» Cosa fare
Inserisci tutti questi record in un CSV a due colonne, "testo" e "risposta", con una riga per record e ogni campo tra virgolette, sostituendo gli a capo con spazi. Non includere le immagini.

» Materiale di lavoro
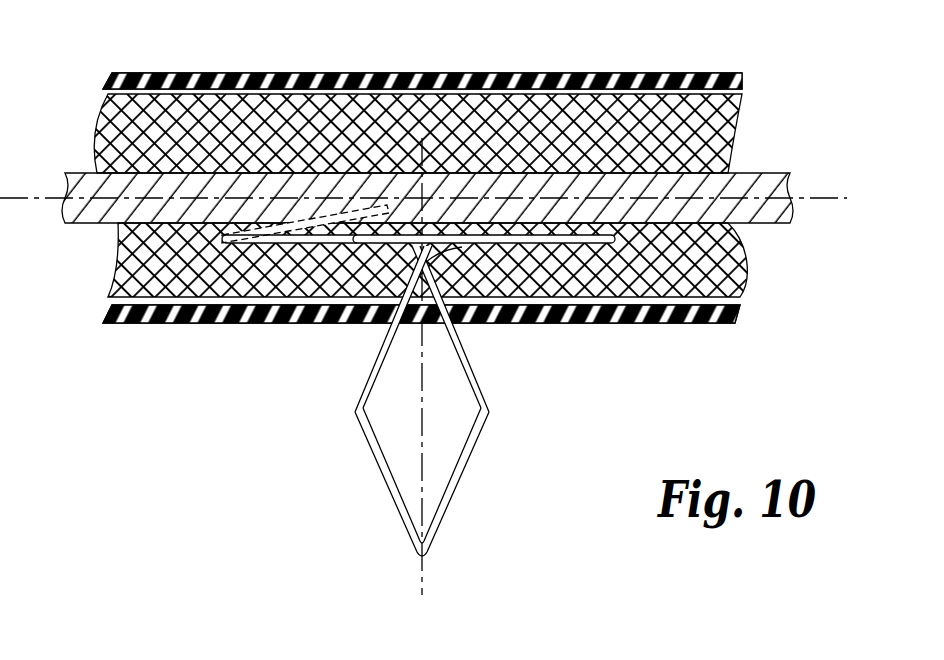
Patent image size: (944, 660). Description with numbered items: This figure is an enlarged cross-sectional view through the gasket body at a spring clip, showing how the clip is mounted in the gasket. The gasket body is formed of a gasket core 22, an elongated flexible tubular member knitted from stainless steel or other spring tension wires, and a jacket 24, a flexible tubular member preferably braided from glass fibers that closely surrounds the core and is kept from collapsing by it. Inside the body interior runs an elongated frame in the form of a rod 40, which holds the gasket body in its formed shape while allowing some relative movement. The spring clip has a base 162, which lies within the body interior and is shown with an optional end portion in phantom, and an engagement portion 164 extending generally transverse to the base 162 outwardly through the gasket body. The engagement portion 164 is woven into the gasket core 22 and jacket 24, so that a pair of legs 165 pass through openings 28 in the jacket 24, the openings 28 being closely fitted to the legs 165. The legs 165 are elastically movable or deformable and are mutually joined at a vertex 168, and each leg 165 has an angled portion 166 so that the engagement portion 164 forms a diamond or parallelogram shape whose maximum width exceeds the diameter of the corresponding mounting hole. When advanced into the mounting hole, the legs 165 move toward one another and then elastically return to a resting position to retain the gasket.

The gasket core 22 is at (707, 141).
The jacket 24 is at (677, 74).
The rod 40 is at (103, 212).
The openings 28 is at (386, 322).
The base 162 is at (553, 240).
The engagement portion 164 is at (406, 509).
The legs 165 is at (376, 363).
The angled portion 166 is at (356, 411).
The vertex 168 is at (424, 557).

» Soluzione completa
testo,risposta
"Patent image size: (944, 660). Description with numbered items: This figure is an enlarged cross-sectional view through the gasket body at a spring clip, showing how the clip is mounted in the gasket. The gasket body is formed of a gasket core 22, an elongated flexible tubular member knitted from stainless steel or other spring tension wires, and a jacket 24, a flexible tubular member preferably braided from glass fibers that closely surrounds the core and is kept from collapsing by it. Inside the body interior runs an elongated frame in the form of a rod 40, which holds the gasket body in its formed shape while allowing some relative movement. The spring clip has a base 162, which lies within the body interior and is shown with an optional end portion in phantom, and an engagement portion 164 extending generally transverse to the base 162 outwardly through the gasket body. The engagement portion 164 is woven into the gasket core 22 and jacket 24, so that a pair of legs 165 pass through openings 28 in the jacket 24, the openings 28 being closely fitted to the legs 165. The legs 165 are elastically movable or deformable and are mutually joined at a vertex 168, and each leg 165 has an angled portion 166 so that the engagement portion 164 forms a diamond or parallelogram shape whose maximum width exceeds the diameter of the corresponding mounting hole. When advanced into the mounting hole, the legs 165 move toward one another and then elastically return to a resting position to retain the gasket.","The gasket core 22 is at (707, 141). The jacket 24 is at (677, 74). The rod 40 is at (103, 212). The openings 28 is at (386, 322). The base 162 is at (553, 240). The engagement portion 164 is at (406, 509). The legs 165 is at (376, 363). The angled portion 166 is at (356, 411). The vertex 168 is at (424, 557)."